• MATERIAL FOR THE TASK:
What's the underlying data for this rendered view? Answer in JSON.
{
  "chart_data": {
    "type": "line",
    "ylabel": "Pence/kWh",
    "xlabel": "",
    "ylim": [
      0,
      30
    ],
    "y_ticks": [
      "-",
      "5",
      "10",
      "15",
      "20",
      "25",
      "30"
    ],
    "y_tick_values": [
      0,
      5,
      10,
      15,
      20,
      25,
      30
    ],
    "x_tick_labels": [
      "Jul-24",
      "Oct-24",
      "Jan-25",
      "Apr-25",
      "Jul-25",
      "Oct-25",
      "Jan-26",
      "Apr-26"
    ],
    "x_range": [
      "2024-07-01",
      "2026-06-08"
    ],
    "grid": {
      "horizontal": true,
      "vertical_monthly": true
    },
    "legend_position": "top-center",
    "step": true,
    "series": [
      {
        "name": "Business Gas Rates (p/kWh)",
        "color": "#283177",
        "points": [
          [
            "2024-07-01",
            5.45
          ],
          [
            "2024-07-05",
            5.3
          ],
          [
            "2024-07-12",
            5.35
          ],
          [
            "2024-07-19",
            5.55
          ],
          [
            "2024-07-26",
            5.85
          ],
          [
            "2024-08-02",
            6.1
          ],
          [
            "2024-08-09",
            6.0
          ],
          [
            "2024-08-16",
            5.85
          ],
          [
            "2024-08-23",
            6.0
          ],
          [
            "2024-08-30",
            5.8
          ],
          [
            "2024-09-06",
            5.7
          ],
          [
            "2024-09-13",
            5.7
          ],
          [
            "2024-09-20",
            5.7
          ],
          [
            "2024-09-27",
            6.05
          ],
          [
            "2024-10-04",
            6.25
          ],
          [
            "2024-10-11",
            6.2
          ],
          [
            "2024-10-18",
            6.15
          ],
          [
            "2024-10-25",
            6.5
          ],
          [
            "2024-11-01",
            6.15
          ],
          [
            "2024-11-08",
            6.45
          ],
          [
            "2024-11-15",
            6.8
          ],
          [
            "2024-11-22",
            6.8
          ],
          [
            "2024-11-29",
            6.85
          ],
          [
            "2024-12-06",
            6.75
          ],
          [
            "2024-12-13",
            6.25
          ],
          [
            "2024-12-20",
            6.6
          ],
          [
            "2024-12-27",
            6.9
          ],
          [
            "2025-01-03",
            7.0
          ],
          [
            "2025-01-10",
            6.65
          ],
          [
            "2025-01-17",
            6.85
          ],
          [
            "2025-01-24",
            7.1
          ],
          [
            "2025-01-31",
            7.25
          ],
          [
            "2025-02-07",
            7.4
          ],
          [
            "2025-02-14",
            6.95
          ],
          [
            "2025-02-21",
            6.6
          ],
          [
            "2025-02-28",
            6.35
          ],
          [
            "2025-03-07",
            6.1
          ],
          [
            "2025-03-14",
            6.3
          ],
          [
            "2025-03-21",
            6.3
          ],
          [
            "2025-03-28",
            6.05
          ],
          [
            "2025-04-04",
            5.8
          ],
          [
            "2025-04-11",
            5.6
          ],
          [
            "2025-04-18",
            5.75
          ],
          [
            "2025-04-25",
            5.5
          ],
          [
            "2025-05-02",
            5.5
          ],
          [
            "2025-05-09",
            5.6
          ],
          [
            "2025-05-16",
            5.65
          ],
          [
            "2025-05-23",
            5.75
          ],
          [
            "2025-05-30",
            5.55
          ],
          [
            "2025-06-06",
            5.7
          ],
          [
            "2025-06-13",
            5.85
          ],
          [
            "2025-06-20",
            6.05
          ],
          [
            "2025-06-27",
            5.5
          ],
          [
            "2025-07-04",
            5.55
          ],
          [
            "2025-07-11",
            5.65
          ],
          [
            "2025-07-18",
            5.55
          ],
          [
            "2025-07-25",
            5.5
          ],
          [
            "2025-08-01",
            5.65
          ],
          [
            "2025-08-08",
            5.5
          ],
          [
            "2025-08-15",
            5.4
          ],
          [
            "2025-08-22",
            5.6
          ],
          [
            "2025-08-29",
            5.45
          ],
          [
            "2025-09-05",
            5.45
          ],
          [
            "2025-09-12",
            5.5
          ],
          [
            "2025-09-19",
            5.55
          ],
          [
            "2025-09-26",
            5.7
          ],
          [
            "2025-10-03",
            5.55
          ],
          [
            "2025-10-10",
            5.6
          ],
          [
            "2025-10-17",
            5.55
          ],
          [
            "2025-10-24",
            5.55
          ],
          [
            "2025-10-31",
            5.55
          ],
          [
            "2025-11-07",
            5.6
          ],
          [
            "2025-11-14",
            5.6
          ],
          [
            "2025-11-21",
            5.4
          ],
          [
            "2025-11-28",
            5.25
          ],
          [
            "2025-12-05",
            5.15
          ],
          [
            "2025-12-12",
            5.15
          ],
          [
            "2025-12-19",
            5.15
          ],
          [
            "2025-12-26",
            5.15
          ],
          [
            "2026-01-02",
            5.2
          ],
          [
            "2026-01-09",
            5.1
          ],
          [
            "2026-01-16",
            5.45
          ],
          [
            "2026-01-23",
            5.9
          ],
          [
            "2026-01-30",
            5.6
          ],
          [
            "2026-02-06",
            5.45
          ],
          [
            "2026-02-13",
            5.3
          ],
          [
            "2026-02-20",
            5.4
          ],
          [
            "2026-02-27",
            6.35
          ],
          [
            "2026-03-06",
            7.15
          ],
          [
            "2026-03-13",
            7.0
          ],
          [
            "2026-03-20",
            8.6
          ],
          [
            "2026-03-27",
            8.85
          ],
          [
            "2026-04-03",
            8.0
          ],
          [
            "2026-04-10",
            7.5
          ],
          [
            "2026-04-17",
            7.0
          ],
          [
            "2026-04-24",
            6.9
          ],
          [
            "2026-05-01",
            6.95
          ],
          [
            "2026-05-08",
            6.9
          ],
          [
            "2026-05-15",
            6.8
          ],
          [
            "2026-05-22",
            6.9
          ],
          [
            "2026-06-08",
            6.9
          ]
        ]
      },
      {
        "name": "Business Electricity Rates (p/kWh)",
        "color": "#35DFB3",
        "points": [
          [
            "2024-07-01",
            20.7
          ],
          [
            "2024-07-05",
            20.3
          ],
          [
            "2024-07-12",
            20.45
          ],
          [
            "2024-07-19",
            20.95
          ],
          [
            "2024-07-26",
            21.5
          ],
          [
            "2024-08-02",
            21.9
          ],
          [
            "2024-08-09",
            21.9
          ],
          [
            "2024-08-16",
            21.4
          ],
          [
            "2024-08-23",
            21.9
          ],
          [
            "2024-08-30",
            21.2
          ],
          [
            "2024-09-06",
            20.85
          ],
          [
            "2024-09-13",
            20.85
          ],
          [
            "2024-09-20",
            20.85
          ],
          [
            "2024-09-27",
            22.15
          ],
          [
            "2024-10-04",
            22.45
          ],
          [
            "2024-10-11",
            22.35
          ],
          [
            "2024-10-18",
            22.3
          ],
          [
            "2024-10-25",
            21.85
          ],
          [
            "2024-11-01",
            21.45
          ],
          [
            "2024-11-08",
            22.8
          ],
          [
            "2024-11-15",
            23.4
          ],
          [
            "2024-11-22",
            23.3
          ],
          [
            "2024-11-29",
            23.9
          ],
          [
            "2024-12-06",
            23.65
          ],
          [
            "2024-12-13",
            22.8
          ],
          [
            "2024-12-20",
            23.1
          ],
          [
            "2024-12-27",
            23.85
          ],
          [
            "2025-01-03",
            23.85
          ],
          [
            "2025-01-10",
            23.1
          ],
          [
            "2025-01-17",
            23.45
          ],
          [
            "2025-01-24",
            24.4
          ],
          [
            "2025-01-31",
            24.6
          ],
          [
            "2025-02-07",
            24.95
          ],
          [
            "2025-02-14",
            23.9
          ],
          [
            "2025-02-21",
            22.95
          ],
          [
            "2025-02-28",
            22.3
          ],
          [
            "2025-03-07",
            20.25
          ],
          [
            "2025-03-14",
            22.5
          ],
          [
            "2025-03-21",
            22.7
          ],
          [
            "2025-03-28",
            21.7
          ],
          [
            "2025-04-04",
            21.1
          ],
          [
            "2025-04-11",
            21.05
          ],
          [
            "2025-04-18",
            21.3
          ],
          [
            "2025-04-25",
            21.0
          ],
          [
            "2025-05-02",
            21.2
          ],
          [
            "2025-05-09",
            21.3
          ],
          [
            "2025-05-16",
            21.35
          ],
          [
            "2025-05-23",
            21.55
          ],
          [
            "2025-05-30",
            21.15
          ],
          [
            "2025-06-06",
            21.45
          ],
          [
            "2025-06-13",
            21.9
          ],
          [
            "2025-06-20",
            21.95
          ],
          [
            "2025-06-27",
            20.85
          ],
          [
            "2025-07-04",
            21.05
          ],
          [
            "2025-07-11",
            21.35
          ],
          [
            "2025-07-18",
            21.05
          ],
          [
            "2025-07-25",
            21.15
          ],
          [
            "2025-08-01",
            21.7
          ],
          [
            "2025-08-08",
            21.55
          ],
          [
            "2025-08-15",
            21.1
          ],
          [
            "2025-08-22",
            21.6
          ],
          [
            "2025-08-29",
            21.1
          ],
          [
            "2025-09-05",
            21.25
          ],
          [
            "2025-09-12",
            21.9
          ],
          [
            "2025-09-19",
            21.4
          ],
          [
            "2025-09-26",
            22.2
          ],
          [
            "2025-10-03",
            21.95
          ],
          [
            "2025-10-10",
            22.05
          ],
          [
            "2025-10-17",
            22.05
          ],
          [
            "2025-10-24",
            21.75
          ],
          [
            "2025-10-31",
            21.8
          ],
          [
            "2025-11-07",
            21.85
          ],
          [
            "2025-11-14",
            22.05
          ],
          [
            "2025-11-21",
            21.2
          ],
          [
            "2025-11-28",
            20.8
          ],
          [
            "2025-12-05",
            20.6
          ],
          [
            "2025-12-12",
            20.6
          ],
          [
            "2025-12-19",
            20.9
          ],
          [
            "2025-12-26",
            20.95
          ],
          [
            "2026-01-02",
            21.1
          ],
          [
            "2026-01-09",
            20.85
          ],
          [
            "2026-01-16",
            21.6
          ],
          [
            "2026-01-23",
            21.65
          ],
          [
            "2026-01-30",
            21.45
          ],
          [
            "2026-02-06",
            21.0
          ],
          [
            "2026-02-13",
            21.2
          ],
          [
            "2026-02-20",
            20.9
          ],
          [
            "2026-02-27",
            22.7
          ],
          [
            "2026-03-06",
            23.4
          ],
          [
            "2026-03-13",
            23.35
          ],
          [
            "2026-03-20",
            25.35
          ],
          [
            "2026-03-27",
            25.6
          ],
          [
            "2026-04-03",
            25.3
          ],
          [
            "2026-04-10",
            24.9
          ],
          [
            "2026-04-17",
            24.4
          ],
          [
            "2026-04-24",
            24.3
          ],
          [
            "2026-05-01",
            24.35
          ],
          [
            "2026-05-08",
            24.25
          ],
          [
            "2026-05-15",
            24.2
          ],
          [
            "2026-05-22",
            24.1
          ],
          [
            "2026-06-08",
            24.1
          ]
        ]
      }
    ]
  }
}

• TASK OBJECTIVE: Look over the records above and copy each line that includes the string "Rates".

• ANSWER TO THE TASK:
        "name": "Business Gas Rates (p/kWh)",
        "name": "Business Electricity Rates (p/kWh)",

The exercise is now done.